**YOUR INSTRUCTIONS**
Search the material below for the word "Sizing". Copy every line that has it.

**DATA FOR THE TASK**
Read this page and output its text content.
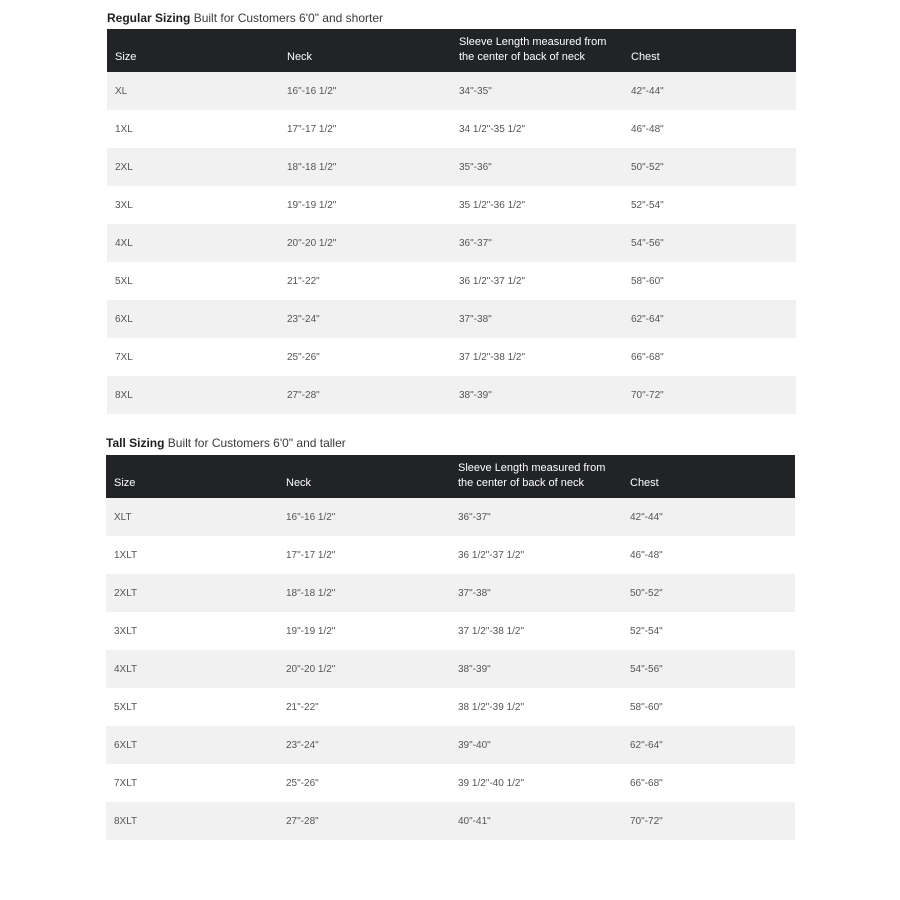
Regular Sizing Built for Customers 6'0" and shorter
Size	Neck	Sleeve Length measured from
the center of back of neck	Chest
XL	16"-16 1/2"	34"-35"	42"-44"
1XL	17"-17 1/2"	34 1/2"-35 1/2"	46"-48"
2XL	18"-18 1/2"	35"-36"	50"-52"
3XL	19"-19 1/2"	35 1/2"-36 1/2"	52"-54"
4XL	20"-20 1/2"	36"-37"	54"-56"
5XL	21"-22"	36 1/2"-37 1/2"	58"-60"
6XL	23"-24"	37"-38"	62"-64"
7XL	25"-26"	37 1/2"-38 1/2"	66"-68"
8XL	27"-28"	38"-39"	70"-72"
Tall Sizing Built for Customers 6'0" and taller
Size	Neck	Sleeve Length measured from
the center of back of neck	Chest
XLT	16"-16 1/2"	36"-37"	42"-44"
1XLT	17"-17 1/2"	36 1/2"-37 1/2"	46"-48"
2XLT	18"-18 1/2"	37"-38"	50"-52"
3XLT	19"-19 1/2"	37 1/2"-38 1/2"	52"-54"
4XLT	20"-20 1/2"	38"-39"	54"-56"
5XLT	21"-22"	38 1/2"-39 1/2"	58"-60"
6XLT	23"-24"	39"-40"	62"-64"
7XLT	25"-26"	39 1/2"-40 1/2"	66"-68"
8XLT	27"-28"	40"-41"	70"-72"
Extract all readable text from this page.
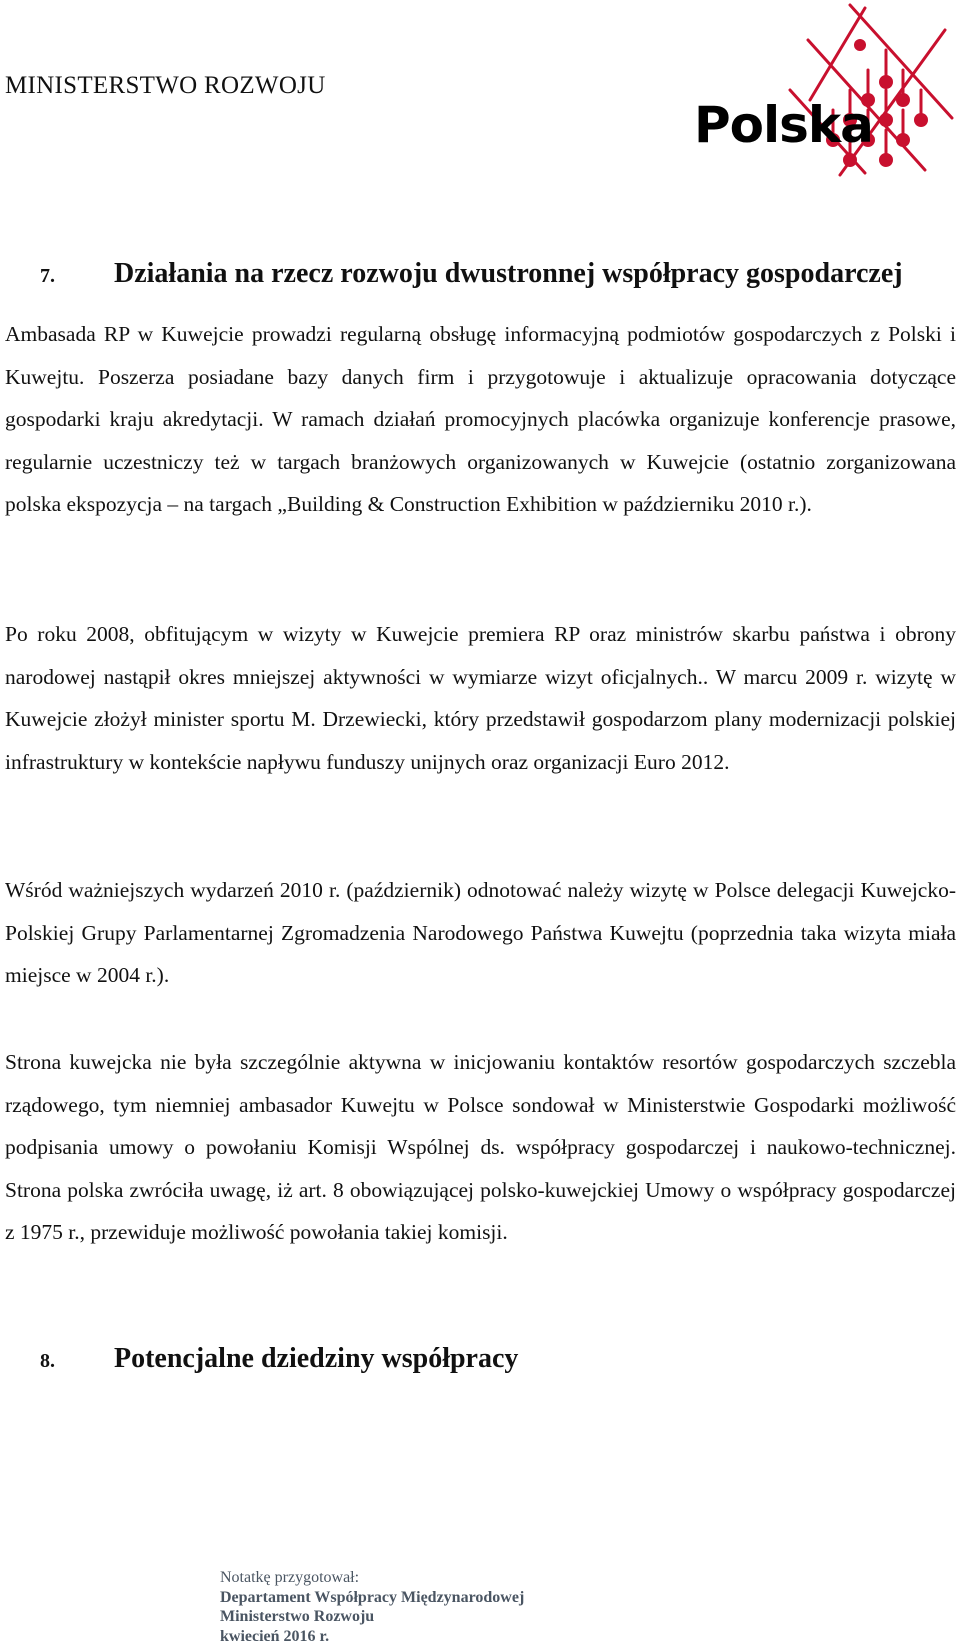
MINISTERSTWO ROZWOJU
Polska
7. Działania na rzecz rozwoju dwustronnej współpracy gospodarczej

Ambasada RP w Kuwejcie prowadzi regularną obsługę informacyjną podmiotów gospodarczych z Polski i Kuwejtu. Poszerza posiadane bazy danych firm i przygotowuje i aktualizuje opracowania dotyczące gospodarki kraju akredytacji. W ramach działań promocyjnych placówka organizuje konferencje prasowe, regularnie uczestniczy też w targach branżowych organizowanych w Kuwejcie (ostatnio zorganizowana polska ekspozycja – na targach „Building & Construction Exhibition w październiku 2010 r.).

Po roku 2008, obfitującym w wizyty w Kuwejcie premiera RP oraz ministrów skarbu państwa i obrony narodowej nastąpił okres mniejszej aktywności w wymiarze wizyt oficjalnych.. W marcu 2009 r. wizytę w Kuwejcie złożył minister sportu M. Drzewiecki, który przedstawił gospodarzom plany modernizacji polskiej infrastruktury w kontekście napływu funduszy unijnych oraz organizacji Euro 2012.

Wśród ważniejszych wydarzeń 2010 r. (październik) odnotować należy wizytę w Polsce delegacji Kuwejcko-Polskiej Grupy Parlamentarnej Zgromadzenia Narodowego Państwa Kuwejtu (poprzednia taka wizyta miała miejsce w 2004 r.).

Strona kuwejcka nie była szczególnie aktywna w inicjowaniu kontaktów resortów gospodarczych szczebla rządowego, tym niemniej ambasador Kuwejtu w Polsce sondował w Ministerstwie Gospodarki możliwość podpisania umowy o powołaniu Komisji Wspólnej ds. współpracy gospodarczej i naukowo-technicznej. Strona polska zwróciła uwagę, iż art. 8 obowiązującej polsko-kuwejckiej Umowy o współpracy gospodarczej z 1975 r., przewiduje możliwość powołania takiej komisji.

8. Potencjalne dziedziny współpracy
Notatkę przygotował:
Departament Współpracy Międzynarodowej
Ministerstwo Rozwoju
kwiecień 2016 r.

---

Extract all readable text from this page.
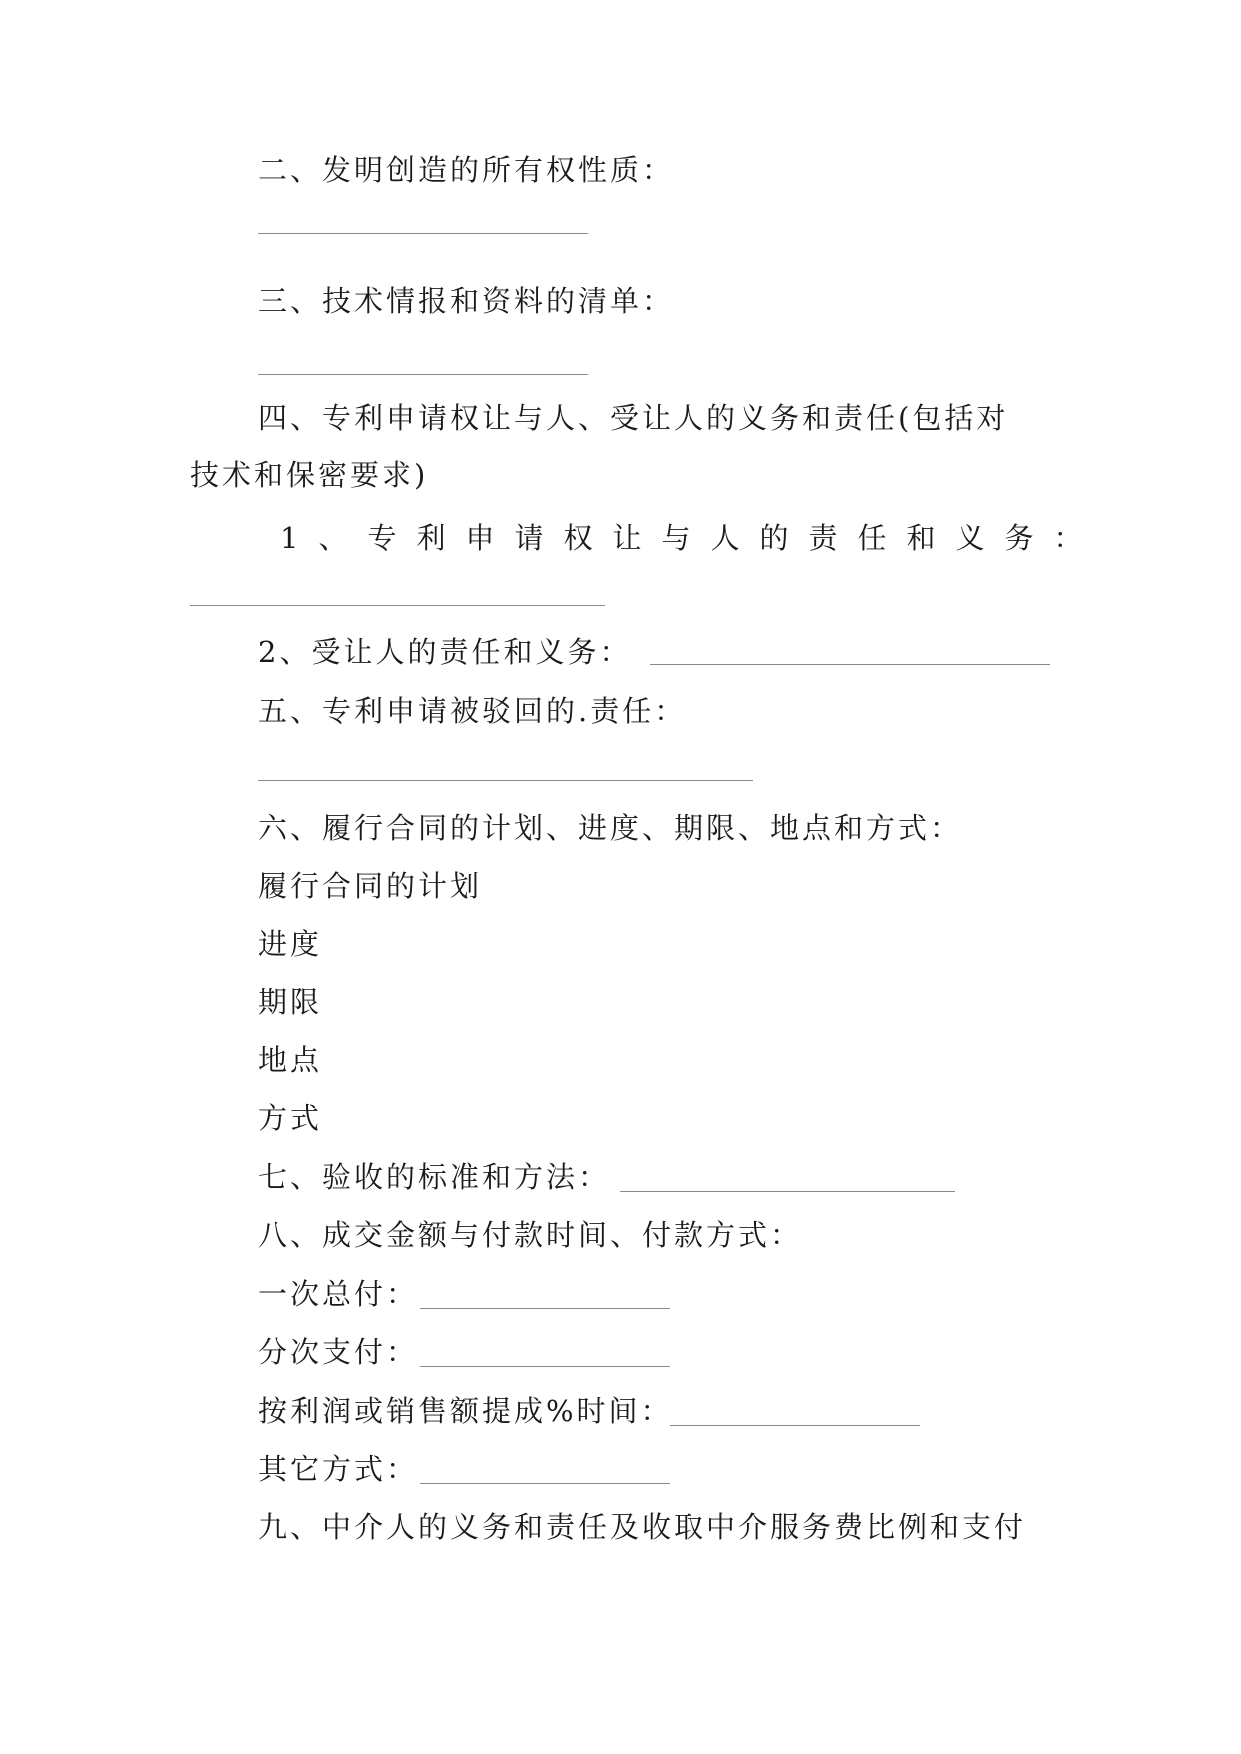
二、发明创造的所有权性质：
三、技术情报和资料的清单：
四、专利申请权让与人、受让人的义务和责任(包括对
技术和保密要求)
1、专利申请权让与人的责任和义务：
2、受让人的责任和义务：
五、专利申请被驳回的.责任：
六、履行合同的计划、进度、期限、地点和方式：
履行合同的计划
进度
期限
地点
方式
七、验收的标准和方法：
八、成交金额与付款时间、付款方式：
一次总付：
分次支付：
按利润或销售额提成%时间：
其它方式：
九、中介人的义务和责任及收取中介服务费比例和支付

**RESULT OF THIS TASK**
Regular Sizing Built for Customers 6'0" and shorter
Tall Sizing Built for Customers 6'0" and taller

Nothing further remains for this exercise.